§ **Work to be completed**
Reply with only the number of lines that contain the string "Hunnos".

########

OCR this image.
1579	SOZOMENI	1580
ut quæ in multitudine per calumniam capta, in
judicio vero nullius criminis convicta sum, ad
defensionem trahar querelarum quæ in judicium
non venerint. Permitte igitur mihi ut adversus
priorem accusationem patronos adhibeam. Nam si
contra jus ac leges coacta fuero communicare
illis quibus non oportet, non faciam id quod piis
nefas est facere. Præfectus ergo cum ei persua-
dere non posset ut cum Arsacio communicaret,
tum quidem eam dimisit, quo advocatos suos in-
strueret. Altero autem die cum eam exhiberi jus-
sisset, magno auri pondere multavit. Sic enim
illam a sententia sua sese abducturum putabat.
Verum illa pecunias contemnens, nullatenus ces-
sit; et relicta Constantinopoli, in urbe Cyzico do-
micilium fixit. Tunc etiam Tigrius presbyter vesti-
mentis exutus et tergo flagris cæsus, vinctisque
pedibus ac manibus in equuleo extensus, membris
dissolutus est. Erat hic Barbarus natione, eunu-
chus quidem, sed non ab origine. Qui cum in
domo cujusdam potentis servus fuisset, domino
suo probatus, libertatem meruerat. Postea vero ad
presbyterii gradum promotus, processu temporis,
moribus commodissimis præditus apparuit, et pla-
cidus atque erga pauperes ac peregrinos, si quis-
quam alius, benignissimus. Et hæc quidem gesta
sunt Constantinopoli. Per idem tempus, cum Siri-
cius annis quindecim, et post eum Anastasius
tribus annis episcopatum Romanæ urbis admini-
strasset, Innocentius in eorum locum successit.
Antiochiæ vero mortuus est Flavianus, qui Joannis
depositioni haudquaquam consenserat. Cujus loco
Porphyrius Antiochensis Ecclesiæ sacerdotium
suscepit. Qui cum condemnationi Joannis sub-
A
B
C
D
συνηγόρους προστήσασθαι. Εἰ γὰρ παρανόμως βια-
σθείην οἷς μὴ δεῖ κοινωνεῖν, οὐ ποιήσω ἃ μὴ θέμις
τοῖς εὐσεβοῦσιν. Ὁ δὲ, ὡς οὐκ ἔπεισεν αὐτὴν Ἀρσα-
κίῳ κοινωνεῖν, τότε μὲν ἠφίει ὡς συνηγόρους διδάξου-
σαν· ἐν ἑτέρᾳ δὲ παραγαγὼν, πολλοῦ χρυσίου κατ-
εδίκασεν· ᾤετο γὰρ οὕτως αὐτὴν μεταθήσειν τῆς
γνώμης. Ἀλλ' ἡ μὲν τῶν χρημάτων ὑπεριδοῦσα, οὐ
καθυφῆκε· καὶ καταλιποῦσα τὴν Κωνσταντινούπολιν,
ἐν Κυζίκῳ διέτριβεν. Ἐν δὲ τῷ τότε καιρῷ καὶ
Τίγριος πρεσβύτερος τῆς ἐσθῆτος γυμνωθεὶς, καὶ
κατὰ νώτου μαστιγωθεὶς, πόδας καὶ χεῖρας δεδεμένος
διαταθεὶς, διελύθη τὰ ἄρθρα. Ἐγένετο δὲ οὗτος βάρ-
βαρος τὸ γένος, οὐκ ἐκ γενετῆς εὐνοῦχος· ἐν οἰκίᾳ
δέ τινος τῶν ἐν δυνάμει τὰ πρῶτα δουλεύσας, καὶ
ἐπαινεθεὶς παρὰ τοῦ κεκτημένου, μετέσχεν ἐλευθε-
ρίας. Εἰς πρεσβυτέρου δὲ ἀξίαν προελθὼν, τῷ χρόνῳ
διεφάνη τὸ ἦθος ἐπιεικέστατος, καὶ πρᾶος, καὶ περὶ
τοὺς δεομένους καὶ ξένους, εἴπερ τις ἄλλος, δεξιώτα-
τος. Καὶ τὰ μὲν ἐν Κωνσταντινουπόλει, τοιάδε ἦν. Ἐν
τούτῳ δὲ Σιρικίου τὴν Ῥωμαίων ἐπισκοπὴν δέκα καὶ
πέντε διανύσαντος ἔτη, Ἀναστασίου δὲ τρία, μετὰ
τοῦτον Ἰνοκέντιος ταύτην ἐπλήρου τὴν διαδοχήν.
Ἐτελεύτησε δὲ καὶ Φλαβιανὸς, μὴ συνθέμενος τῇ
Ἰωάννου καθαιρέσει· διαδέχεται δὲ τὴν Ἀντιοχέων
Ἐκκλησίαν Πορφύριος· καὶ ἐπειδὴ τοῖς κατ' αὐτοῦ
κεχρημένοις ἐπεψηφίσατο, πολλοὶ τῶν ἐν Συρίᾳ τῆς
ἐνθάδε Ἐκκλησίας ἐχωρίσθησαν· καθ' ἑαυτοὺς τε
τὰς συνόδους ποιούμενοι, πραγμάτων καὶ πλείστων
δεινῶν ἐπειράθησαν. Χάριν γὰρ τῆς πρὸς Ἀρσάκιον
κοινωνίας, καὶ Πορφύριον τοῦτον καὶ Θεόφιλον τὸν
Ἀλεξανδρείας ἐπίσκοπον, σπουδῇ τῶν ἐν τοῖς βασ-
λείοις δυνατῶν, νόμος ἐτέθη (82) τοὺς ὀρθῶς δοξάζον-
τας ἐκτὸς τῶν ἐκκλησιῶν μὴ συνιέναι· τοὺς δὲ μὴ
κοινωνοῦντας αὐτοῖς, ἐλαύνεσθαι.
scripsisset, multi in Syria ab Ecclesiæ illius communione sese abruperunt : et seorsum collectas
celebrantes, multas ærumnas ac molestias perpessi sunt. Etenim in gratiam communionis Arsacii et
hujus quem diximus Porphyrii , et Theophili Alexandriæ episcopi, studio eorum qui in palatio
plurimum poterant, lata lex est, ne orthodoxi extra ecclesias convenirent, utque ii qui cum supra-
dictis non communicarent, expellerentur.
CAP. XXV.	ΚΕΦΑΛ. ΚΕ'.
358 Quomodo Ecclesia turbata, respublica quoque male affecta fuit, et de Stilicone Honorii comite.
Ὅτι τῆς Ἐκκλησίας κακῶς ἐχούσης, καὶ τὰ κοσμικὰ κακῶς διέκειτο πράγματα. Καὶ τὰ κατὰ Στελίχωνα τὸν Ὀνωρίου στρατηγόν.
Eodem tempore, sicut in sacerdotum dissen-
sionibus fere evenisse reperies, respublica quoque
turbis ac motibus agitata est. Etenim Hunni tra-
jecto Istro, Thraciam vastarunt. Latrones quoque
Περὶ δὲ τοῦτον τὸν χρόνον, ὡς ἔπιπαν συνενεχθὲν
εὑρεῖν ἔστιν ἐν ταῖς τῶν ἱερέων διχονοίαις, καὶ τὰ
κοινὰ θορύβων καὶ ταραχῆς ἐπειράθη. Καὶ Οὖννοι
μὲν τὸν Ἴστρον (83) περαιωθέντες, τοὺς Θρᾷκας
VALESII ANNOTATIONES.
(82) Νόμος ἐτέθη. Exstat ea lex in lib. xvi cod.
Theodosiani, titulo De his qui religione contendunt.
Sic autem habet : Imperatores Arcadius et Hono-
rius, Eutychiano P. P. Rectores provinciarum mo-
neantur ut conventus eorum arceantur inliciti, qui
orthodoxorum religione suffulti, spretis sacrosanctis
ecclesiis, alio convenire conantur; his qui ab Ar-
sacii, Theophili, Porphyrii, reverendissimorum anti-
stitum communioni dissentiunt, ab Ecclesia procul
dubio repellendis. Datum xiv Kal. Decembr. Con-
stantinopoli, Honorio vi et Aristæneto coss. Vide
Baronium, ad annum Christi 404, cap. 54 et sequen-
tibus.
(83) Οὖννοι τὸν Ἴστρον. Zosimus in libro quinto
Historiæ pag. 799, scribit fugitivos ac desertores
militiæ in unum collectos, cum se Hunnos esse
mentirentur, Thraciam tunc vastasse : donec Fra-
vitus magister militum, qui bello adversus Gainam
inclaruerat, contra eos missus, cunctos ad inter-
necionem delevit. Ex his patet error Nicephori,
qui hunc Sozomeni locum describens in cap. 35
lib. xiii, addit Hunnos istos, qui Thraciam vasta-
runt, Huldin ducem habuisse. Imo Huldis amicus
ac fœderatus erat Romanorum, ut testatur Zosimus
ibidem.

########

§ **Expected answer**
2